§ Task to carry out: Reproduce the listing below without changes, except that pictures are left out.

* * * *

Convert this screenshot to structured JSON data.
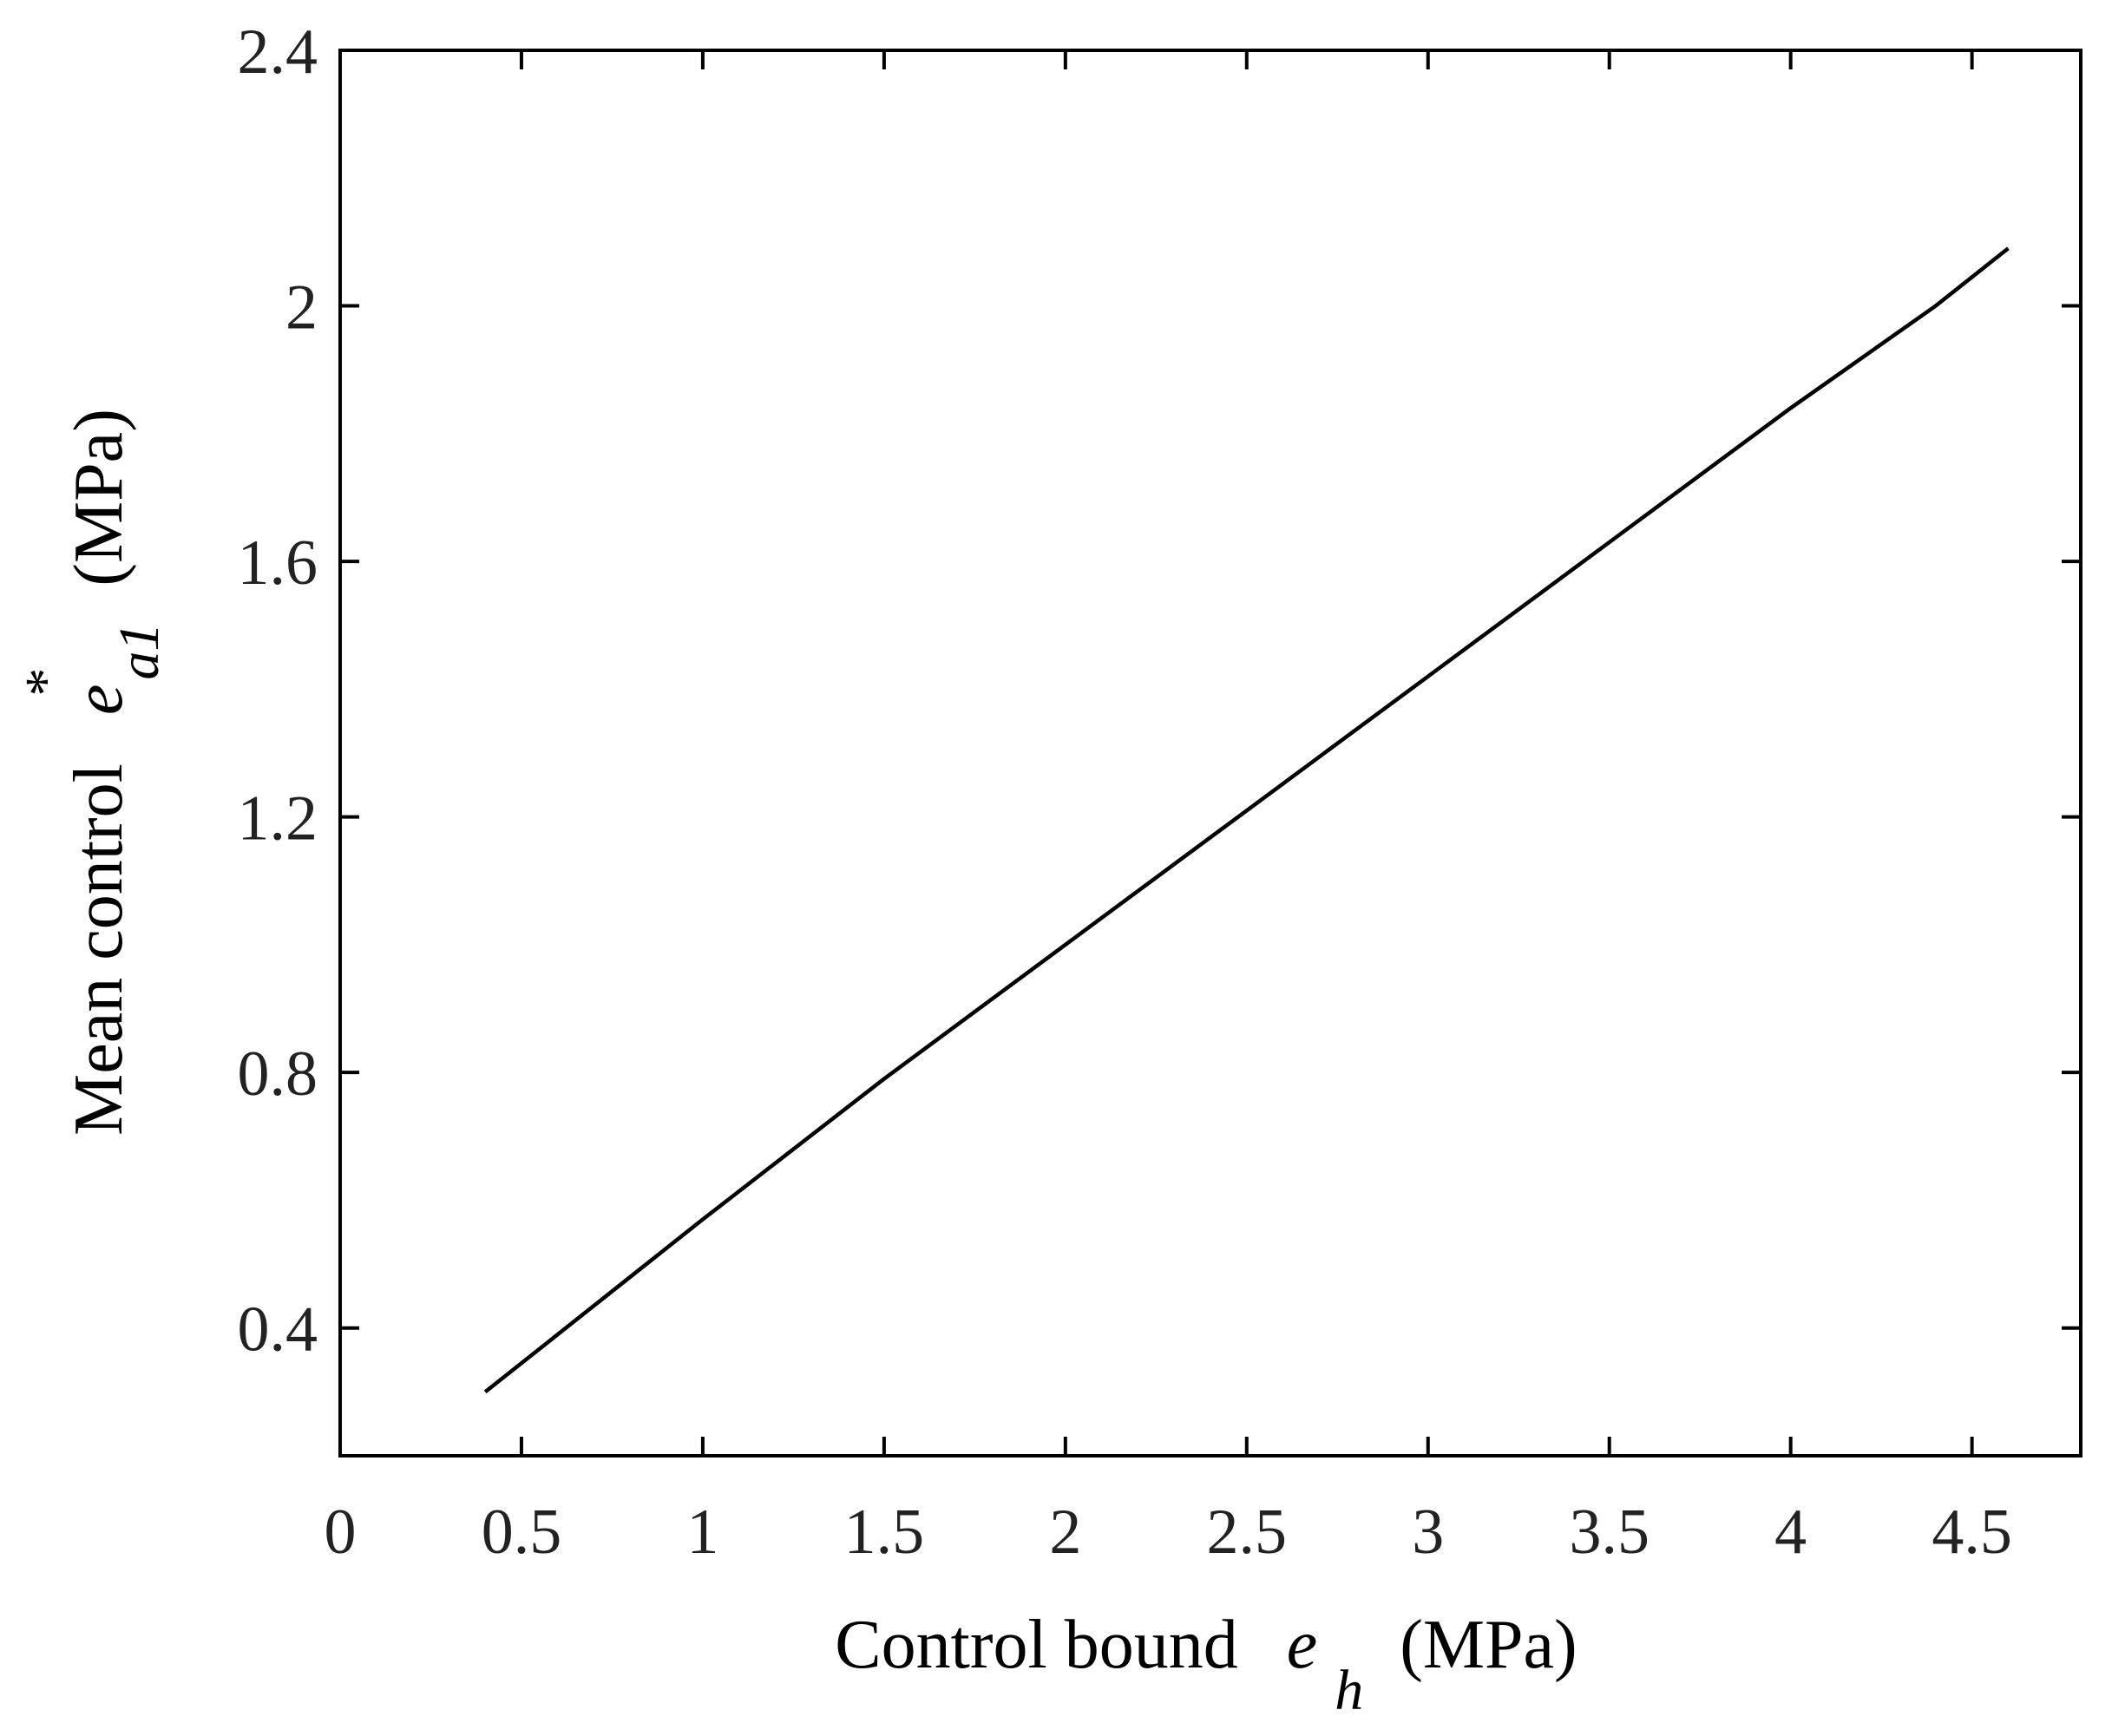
{
  "chart_data": {
    "type": "line",
    "title": "",
    "xlabel": {
      "prefix": "Control bound",
      "symbol": "e",
      "subscript": "h",
      "unit": "(MPa)"
    },
    "ylabel": {
      "prefix": "Mean control",
      "symbol": "e",
      "subscript": "a1",
      "superscript": "*",
      "unit": "(MPa)"
    },
    "xlim": [
      0,
      4.8
    ],
    "ylim": [
      0.2,
      2.4
    ],
    "xticks": [
      0,
      0.5,
      1,
      1.5,
      2,
      2.5,
      3,
      3.5,
      4,
      4.5
    ],
    "xtick_labels": [
      "0",
      "0.5",
      "1",
      "1.5",
      "2",
      "2.5",
      "3",
      "3.5",
      "4",
      "4.5"
    ],
    "yticks": [
      0.4,
      0.8,
      1.2,
      1.6,
      2.0,
      2.4
    ],
    "ytick_labels": [
      "0.4",
      "0.8",
      "1.2",
      "1.6",
      "2",
      "2.4"
    ],
    "grid": false,
    "series": [
      {
        "x": [
          0.4,
          0.8,
          1.0,
          1.5,
          2.0,
          2.5,
          3.0,
          3.5,
          4.0,
          4.4,
          4.6
        ],
        "y": [
          0.3,
          0.48,
          0.57,
          0.79,
          1.0,
          1.21,
          1.42,
          1.63,
          1.84,
          2.0,
          2.09
        ]
      }
    ],
    "colors": {
      "line": "#000000",
      "axes": "#000000",
      "text": "#222222"
    }
  }
}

* * * *

§ Expected answer:
Convert this screenshot to structured JSON data.
{
  "chart_data": {
    "type": "line",
    "title": "",
    "xlabel": {
      "prefix": "Control bound",
      "symbol": "e",
      "subscript": "h",
      "unit": "(MPa)"
    },
    "ylabel": {
      "prefix": "Mean control",
      "symbol": "e",
      "subscript": "a1",
      "superscript": "*",
      "unit": "(MPa)"
    },
    "xlim": [
      0,
      4.8
    ],
    "ylim": [
      0.2,
      2.4
    ],
    "xticks": [
      0,
      0.5,
      1,
      1.5,
      2,
      2.5,
      3,
      3.5,
      4,
      4.5
    ],
    "xtick_labels": [
      "0",
      "0.5",
      "1",
      "1.5",
      "2",
      "2.5",
      "3",
      "3.5",
      "4",
      "4.5"
    ],
    "yticks": [
      0.4,
      0.8,
      1.2,
      1.6,
      2.0,
      2.4
    ],
    "ytick_labels": [
      "0.4",
      "0.8",
      "1.2",
      "1.6",
      "2",
      "2.4"
    ],
    "grid": false,
    "series": [
      {
        "x": [
          0.4,
          0.8,
          1.0,
          1.5,
          2.0,
          2.5,
          3.0,
          3.5,
          4.0,
          4.4,
          4.6
        ],
        "y": [
          0.3,
          0.48,
          0.57,
          0.79,
          1.0,
          1.21,
          1.42,
          1.63,
          1.84,
          2.0,
          2.09
        ]
      }
    ],
    "colors": {
      "line": "#000000",
      "axes": "#000000",
      "text": "#222222"
    }
  }
}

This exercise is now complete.